**What to work on:** Produce an exact copy of the lines from the line containing "What does this" through the last line of the entries below, and only those lines.

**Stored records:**
- - - -
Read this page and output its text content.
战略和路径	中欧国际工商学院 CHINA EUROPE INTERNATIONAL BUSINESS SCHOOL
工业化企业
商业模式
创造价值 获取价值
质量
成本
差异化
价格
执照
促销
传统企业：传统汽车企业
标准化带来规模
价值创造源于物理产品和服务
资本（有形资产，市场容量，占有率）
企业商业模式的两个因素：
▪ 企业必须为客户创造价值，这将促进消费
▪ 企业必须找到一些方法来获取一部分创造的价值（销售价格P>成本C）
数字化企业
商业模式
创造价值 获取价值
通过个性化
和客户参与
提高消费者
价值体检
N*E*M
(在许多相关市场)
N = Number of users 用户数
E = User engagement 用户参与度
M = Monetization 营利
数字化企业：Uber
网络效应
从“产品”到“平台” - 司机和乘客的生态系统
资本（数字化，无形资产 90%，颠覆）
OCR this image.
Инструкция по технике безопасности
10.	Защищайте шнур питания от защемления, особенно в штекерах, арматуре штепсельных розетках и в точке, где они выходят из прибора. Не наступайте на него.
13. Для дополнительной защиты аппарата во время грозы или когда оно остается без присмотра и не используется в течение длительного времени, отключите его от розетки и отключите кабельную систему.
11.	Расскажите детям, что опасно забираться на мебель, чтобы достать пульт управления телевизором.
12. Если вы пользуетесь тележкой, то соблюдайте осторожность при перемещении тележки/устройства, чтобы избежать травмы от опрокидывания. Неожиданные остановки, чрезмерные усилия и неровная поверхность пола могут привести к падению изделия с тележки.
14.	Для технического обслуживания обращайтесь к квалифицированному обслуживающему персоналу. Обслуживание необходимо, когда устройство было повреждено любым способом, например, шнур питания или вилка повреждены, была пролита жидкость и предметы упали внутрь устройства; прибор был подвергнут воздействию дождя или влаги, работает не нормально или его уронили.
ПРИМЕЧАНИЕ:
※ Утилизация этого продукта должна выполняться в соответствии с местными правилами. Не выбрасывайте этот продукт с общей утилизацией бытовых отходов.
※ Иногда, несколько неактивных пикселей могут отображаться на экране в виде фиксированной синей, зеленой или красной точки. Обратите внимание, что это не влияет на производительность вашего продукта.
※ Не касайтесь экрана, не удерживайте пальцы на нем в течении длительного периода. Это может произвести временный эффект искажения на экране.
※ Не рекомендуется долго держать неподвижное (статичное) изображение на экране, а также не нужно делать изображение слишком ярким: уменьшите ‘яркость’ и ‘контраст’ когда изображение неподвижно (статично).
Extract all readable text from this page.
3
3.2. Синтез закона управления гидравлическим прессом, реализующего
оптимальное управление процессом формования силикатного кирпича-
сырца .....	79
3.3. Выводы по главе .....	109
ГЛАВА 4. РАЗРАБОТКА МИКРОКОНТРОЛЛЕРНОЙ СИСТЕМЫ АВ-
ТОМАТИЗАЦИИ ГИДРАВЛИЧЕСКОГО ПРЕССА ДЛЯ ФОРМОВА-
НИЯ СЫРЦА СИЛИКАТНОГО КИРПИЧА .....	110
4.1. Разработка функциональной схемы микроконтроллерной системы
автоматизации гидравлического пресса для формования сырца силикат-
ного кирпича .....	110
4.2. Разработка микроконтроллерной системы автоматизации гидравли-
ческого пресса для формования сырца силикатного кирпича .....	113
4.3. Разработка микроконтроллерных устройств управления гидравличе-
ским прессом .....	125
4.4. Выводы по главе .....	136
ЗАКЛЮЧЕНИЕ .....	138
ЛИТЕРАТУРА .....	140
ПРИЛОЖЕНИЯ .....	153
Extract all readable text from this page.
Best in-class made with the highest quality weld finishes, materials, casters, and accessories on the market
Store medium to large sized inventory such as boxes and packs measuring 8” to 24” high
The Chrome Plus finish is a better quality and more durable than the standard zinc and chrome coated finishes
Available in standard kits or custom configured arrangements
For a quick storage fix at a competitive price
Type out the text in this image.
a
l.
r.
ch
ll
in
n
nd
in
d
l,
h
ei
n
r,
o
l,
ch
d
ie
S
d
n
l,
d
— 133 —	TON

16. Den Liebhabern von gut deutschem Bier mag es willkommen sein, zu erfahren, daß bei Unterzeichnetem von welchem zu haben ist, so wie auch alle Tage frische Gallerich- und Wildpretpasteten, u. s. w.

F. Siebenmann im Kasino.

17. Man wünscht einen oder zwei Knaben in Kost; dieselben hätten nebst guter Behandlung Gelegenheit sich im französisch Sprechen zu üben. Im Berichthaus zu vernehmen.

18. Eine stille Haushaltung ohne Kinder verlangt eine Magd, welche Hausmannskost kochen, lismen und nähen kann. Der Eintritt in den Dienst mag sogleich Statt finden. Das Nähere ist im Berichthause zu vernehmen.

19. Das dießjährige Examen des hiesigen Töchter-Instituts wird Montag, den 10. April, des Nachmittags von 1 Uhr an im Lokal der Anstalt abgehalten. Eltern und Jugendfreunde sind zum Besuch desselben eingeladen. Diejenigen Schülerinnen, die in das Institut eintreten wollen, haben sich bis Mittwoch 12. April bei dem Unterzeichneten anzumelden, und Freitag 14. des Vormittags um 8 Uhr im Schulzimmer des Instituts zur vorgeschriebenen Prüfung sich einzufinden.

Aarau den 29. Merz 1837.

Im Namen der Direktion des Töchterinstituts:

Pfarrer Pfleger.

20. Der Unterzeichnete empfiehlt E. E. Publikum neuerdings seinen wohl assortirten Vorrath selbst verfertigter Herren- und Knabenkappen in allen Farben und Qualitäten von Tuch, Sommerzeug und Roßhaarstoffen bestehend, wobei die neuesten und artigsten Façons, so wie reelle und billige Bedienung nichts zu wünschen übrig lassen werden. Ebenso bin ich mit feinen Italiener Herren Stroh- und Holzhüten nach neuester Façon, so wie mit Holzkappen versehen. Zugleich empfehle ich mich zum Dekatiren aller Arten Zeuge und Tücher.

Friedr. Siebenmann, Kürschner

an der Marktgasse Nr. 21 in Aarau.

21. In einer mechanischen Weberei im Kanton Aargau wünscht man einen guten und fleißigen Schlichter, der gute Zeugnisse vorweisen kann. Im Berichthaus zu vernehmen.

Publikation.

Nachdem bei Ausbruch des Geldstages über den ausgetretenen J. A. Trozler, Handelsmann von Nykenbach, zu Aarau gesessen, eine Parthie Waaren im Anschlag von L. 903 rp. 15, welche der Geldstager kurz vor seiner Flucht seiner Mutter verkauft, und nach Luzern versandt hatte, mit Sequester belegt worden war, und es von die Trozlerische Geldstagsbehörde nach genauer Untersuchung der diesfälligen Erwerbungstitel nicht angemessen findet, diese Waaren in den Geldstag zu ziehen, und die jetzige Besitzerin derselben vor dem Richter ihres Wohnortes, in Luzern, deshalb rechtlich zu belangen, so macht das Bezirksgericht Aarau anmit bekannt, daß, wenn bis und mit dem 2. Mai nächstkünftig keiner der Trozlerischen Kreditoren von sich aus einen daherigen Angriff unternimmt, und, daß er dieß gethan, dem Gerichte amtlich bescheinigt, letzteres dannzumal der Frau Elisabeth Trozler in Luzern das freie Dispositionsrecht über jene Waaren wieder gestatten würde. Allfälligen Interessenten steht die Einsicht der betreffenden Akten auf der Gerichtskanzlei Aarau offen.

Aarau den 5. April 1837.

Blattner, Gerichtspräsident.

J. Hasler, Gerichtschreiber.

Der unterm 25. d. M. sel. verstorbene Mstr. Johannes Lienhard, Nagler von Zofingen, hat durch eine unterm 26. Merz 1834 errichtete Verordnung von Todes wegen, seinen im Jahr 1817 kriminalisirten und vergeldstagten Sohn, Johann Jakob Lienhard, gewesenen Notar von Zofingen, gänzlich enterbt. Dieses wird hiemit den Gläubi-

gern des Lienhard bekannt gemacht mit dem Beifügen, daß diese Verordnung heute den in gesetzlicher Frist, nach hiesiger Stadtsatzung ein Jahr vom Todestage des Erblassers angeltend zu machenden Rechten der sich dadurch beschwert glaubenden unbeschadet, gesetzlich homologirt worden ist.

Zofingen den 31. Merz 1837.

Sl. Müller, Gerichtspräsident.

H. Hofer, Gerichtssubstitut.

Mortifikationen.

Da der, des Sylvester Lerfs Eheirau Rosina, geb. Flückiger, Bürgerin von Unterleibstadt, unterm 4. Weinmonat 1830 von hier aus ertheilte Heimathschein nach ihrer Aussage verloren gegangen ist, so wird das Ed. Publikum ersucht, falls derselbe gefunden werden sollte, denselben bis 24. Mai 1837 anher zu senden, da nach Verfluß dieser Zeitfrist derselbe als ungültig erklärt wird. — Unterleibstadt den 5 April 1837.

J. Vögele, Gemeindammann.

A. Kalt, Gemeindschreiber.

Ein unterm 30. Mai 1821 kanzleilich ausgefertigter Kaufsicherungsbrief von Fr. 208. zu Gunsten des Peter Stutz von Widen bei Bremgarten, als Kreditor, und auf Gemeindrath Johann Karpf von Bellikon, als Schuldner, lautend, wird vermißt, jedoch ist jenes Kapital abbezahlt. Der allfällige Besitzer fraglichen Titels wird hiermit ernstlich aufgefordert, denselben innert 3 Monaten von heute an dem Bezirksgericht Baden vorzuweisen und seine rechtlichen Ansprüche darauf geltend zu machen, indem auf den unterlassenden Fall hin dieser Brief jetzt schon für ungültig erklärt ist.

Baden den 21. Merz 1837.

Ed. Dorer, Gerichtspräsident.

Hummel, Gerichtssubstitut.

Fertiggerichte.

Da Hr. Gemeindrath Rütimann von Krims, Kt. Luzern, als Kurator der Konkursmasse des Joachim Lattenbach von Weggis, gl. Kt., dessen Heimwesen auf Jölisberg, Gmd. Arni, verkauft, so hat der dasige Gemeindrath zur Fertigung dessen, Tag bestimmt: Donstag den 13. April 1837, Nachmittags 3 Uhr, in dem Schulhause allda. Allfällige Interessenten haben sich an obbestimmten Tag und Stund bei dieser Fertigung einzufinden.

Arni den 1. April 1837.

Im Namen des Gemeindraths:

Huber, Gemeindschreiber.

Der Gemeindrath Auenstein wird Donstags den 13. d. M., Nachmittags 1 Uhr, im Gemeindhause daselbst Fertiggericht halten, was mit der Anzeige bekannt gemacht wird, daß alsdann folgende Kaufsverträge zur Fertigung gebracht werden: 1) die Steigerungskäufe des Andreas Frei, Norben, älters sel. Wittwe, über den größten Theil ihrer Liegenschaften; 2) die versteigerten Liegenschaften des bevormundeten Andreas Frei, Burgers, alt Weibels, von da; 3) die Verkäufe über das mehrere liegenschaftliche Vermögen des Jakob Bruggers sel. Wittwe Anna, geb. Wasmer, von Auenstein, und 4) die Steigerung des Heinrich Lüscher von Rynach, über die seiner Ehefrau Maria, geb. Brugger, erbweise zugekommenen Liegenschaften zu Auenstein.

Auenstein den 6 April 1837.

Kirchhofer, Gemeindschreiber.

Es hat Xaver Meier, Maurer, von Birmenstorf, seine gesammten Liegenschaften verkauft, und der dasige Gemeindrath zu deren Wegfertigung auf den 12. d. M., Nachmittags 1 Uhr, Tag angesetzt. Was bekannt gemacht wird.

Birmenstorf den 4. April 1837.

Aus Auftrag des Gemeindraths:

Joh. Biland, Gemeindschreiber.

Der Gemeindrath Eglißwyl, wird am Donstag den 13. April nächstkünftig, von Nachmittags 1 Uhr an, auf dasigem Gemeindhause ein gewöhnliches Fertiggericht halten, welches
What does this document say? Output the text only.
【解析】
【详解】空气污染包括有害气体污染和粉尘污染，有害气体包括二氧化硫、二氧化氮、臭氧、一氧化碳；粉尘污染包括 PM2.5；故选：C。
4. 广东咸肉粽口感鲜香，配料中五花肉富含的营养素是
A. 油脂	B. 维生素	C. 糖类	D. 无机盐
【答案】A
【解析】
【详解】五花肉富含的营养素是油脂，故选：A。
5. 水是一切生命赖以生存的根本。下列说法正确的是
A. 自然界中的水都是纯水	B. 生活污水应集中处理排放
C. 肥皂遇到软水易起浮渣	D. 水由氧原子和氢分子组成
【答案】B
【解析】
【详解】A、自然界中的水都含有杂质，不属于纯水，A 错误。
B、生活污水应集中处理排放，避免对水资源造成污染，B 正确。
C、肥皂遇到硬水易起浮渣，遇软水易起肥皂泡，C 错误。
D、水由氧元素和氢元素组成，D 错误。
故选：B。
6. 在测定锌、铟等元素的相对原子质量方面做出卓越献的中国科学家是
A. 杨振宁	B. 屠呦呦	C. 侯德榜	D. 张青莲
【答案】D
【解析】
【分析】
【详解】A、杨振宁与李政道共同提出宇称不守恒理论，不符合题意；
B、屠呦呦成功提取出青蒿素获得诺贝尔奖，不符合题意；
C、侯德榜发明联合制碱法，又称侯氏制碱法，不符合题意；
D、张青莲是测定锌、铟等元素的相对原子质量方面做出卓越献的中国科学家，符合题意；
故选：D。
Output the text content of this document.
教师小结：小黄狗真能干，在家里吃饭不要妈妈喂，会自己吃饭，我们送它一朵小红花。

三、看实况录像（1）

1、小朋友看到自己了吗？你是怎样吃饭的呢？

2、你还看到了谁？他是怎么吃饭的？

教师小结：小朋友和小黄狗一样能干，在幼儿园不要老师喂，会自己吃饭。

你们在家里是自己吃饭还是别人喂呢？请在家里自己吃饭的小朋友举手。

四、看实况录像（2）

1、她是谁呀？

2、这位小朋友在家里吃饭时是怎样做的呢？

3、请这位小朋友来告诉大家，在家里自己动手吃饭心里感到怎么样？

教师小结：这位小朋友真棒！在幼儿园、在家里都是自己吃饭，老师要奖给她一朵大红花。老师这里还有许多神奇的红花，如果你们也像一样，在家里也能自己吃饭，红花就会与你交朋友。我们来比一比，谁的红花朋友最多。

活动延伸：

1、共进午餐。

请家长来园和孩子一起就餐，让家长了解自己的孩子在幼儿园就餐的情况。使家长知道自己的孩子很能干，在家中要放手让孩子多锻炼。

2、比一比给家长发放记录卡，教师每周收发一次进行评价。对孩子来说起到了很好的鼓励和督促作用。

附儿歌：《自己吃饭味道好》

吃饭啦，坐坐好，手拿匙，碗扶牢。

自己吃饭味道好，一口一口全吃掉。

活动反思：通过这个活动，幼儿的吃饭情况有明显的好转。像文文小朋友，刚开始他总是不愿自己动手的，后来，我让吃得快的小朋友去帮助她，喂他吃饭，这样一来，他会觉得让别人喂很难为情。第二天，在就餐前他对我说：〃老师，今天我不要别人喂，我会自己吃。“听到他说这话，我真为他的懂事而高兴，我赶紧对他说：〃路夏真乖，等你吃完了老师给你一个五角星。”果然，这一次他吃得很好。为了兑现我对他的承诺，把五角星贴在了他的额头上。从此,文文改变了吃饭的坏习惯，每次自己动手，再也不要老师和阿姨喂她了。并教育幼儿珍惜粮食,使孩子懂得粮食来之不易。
- - - -
**Final result:**
What does this document say? Output the text only.
【解析】
【详解】空气污染包括有害气体污染和粉尘污染，有害气体包括二氧化硫、二氧化氮、臭氧、一氧化碳；粉尘污染包括 PM2.5；故选：C。
4. 广东咸肉粽口感鲜香，配料中五花肉富含的营养素是
A. 油脂	B. 维生素	C. 糖类	D. 无机盐
【答案】A
【解析】
【详解】五花肉富含的营养素是油脂，故选：A。
5. 水是一切生命赖以生存的根本。下列说法正确的是
A. 自然界中的水都是纯水	B. 生活污水应集中处理排放
C. 肥皂遇到软水易起浮渣	D. 水由氧原子和氢分子组成
【答案】B
【解析】
【详解】A、自然界中的水都含有杂质，不属于纯水，A 错误。
B、生活污水应集中处理排放，避免对水资源造成污染，B 正确。
C、肥皂遇到硬水易起浮渣，遇软水易起肥皂泡，C 错误。
D、水由氧元素和氢元素组成，D 错误。
故选：B。
6. 在测定锌、铟等元素的相对原子质量方面做出卓越献的中国科学家是
A. 杨振宁	B. 屠呦呦	C. 侯德榜	D. 张青莲
【答案】D
【解析】
【分析】
【详解】A、杨振宁与李政道共同提出宇称不守恒理论，不符合题意；
B、屠呦呦成功提取出青蒿素获得诺贝尔奖，不符合题意；
C、侯德榜发明联合制碱法，又称侯氏制碱法，不符合题意；
D、张青莲是测定锌、铟等元素的相对原子质量方面做出卓越献的中国科学家，符合题意；
故选：D。
Output the text content of this document.
教师小结：小黄狗真能干，在家里吃饭不要妈妈喂，会自己吃饭，我们送它一朵小红花。

三、看实况录像（1）

1、小朋友看到自己了吗？你是怎样吃饭的呢？

2、你还看到了谁？他是怎么吃饭的？

教师小结：小朋友和小黄狗一样能干，在幼儿园不要老师喂，会自己吃饭。

你们在家里是自己吃饭还是别人喂呢？请在家里自己吃饭的小朋友举手。

四、看实况录像（2）

1、她是谁呀？

2、这位小朋友在家里吃饭时是怎样做的呢？

3、请这位小朋友来告诉大家，在家里自己动手吃饭心里感到怎么样？

教师小结：这位小朋友真棒！在幼儿园、在家里都是自己吃饭，老师要奖给她一朵大红花。老师这里还有许多神奇的红花，如果你们也像一样，在家里也能自己吃饭，红花就会与你交朋友。我们来比一比，谁的红花朋友最多。

活动延伸：

1、共进午餐。

请家长来园和孩子一起就餐，让家长了解自己的孩子在幼儿园就餐的情况。使家长知道自己的孩子很能干，在家中要放手让孩子多锻炼。

2、比一比给家长发放记录卡，教师每周收发一次进行评价。对孩子来说起到了很好的鼓励和督促作用。

附儿歌：《自己吃饭味道好》

吃饭啦，坐坐好，手拿匙，碗扶牢。

自己吃饭味道好，一口一口全吃掉。

活动反思：通过这个活动，幼儿的吃饭情况有明显的好转。像文文小朋友，刚开始他总是不愿自己动手的，后来，我让吃得快的小朋友去帮助她，喂他吃饭，这样一来，他会觉得让别人喂很难为情。第二天，在就餐前他对我说：〃老师，今天我不要别人喂，我会自己吃。“听到他说这话，我真为他的懂事而高兴，我赶紧对他说：〃路夏真乖，等你吃完了老师给你一个五角星。”果然，这一次他吃得很好。为了兑现我对他的承诺，把五角星贴在了他的额头上。从此,文文改变了吃饭的坏习惯，每次自己动手，再也不要老师和阿姨喂她了。并教育幼儿珍惜粮食,使孩子懂得粮食来之不易。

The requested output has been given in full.